* Task goal:
Write out the entire listing below exactly, with the pictures left out.

[Dataset items]

────

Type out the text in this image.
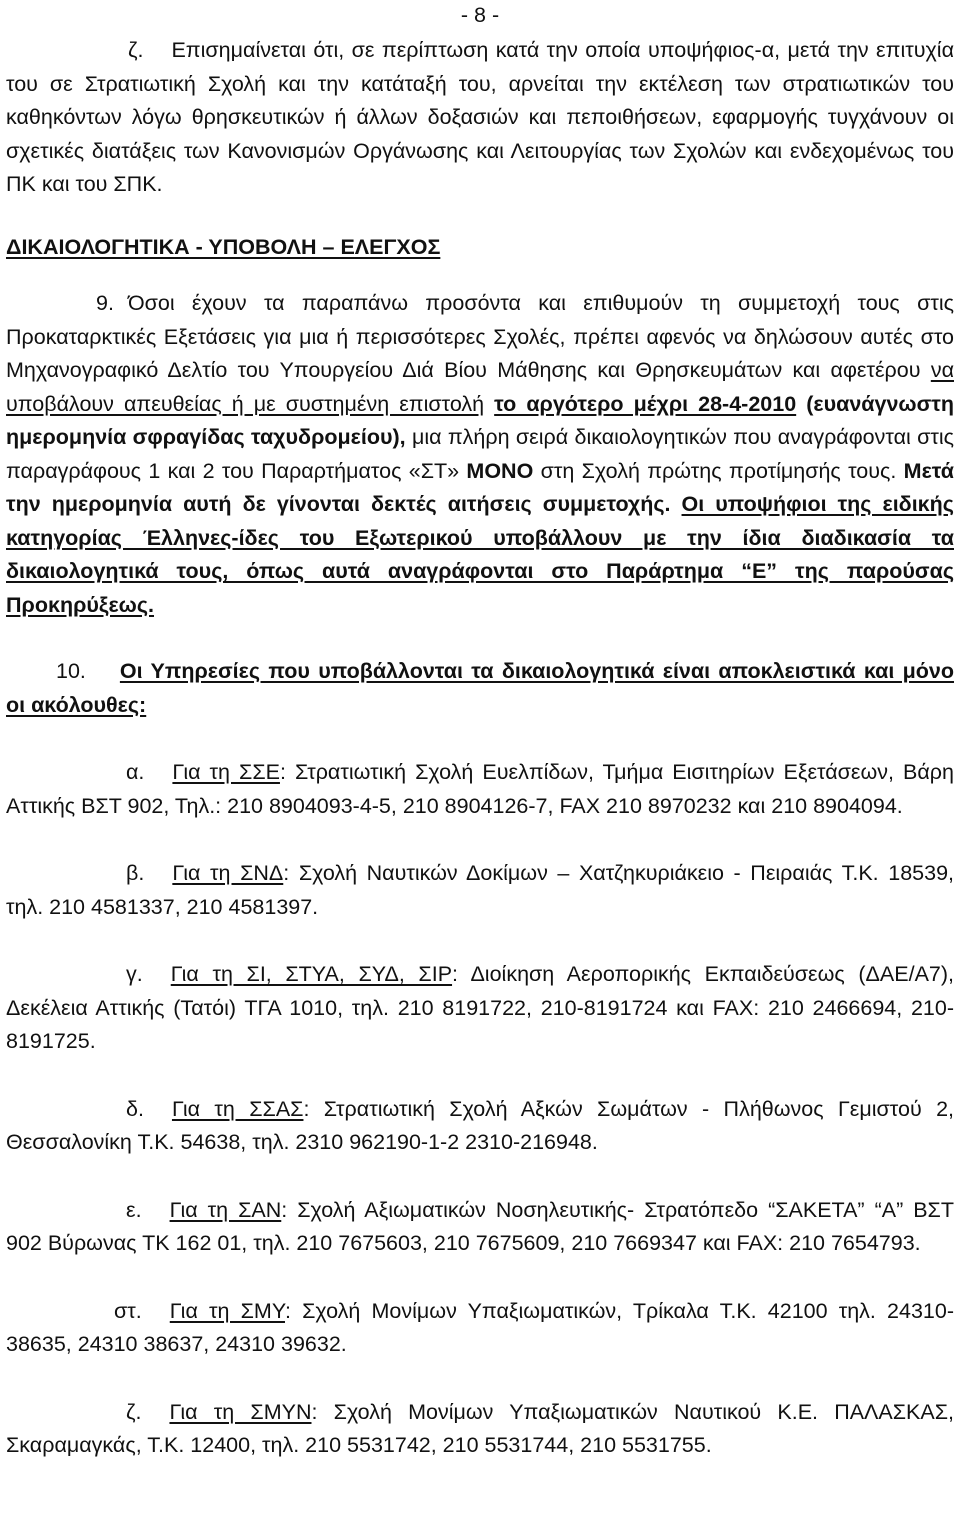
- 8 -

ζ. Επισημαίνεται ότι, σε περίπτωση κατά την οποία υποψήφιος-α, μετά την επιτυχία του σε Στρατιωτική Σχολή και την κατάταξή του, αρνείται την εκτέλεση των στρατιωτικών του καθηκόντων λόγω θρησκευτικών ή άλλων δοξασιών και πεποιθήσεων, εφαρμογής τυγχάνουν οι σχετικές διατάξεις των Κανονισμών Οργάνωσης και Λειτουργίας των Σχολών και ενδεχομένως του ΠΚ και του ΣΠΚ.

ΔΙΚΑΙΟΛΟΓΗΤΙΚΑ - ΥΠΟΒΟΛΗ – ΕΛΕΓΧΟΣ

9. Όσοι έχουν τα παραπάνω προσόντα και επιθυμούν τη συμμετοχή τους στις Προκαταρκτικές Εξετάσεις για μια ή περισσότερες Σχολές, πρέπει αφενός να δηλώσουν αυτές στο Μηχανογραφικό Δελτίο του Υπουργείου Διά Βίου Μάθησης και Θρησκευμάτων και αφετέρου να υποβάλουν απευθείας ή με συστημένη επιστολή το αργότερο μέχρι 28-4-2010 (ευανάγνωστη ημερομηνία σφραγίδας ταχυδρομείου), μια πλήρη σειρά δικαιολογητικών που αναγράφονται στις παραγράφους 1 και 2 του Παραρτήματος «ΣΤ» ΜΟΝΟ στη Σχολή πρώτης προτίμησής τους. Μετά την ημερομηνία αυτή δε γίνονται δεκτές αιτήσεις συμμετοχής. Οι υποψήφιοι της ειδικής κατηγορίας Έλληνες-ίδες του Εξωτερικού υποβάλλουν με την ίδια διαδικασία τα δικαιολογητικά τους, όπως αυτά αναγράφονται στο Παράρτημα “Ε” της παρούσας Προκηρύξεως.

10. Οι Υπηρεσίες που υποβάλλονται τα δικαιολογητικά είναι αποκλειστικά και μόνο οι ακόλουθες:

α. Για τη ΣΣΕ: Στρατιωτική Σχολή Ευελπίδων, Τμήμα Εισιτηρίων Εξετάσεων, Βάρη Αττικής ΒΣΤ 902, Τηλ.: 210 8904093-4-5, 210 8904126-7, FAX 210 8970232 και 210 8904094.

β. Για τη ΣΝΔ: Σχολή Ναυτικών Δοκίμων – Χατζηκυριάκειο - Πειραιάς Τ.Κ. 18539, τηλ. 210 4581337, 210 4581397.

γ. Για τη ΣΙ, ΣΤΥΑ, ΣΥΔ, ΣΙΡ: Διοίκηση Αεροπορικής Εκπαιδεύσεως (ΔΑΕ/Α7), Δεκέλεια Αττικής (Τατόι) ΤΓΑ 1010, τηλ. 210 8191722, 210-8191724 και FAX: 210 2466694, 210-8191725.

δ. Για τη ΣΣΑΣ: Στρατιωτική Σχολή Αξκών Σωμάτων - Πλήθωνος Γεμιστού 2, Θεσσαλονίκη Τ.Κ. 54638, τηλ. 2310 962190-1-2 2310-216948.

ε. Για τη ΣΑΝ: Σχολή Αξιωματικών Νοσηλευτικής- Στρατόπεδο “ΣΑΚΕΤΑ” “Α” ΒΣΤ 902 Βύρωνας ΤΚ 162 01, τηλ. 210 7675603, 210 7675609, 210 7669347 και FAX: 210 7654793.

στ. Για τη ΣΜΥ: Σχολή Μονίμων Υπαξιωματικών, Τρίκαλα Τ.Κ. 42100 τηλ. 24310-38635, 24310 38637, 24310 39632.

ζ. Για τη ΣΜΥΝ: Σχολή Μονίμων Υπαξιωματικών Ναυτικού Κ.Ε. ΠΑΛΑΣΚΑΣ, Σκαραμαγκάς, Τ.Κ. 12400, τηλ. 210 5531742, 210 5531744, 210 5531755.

────

* Right answer:
Type out the text in this image.
- 8 -

ζ. Επισημαίνεται ότι, σε περίπτωση κατά την οποία υποψήφιος-α, μετά την επιτυχία του σε Στρατιωτική Σχολή και την κατάταξή του, αρνείται την εκτέλεση των στρατιωτικών του καθηκόντων λόγω θρησκευτικών ή άλλων δοξασιών και πεποιθήσεων, εφαρμογής τυγχάνουν οι σχετικές διατάξεις των Κανονισμών Οργάνωσης και Λειτουργίας των Σχολών και ενδεχομένως του ΠΚ και του ΣΠΚ.

ΔΙΚΑΙΟΛΟΓΗΤΙΚΑ - ΥΠΟΒΟΛΗ – ΕΛΕΓΧΟΣ

9. Όσοι έχουν τα παραπάνω προσόντα και επιθυμούν τη συμμετοχή τους στις Προκαταρκτικές Εξετάσεις για μια ή περισσότερες Σχολές, πρέπει αφενός να δηλώσουν αυτές στο Μηχανογραφικό Δελτίο του Υπουργείου Διά Βίου Μάθησης και Θρησκευμάτων και αφετέρου να υποβάλουν απευθείας ή με συστημένη επιστολή το αργότερο μέχρι 28-4-2010 (ευανάγνωστη ημερομηνία σφραγίδας ταχυδρομείου), μια πλήρη σειρά δικαιολογητικών που αναγράφονται στις παραγράφους 1 και 2 του Παραρτήματος «ΣΤ» ΜΟΝΟ στη Σχολή πρώτης προτίμησής τους. Μετά την ημερομηνία αυτή δε γίνονται δεκτές αιτήσεις συμμετοχής. Οι υποψήφιοι της ειδικής κατηγορίας Έλληνες-ίδες του Εξωτερικού υποβάλλουν με την ίδια διαδικασία τα δικαιολογητικά τους, όπως αυτά αναγράφονται στο Παράρτημα “Ε” της παρούσας Προκηρύξεως.

10. Οι Υπηρεσίες που υποβάλλονται τα δικαιολογητικά είναι αποκλειστικά και μόνο οι ακόλουθες:

α. Για τη ΣΣΕ: Στρατιωτική Σχολή Ευελπίδων, Τμήμα Εισιτηρίων Εξετάσεων, Βάρη Αττικής ΒΣΤ 902, Τηλ.: 210 8904093-4-5, 210 8904126-7, FAX 210 8970232 και 210 8904094.

β. Για τη ΣΝΔ: Σχολή Ναυτικών Δοκίμων – Χατζηκυριάκειο - Πειραιάς Τ.Κ. 18539, τηλ. 210 4581337, 210 4581397.

γ. Για τη ΣΙ, ΣΤΥΑ, ΣΥΔ, ΣΙΡ: Διοίκηση Αεροπορικής Εκπαιδεύσεως (ΔΑΕ/Α7), Δεκέλεια Αττικής (Τατόι) ΤΓΑ 1010, τηλ. 210 8191722, 210-8191724 και FAX: 210 2466694, 210-8191725.

δ. Για τη ΣΣΑΣ: Στρατιωτική Σχολή Αξκών Σωμάτων - Πλήθωνος Γεμιστού 2, Θεσσαλονίκη Τ.Κ. 54638, τηλ. 2310 962190-1-2 2310-216948.

ε. Για τη ΣΑΝ: Σχολή Αξιωματικών Νοσηλευτικής- Στρατόπεδο “ΣΑΚΕΤΑ” “Α” ΒΣΤ 902 Βύρωνας ΤΚ 162 01, τηλ. 210 7675603, 210 7675609, 210 7669347 και FAX: 210 7654793.

στ. Για τη ΣΜΥ: Σχολή Μονίμων Υπαξιωματικών, Τρίκαλα Τ.Κ. 42100 τηλ. 24310-38635, 24310 38637, 24310 39632.

ζ. Για τη ΣΜΥΝ: Σχολή Μονίμων Υπαξιωματικών Ναυτικού Κ.Ε. ΠΑΛΑΣΚΑΣ, Σκαραμαγκάς, Τ.Κ. 12400, τηλ. 210 5531742, 210 5531744, 210 5531755.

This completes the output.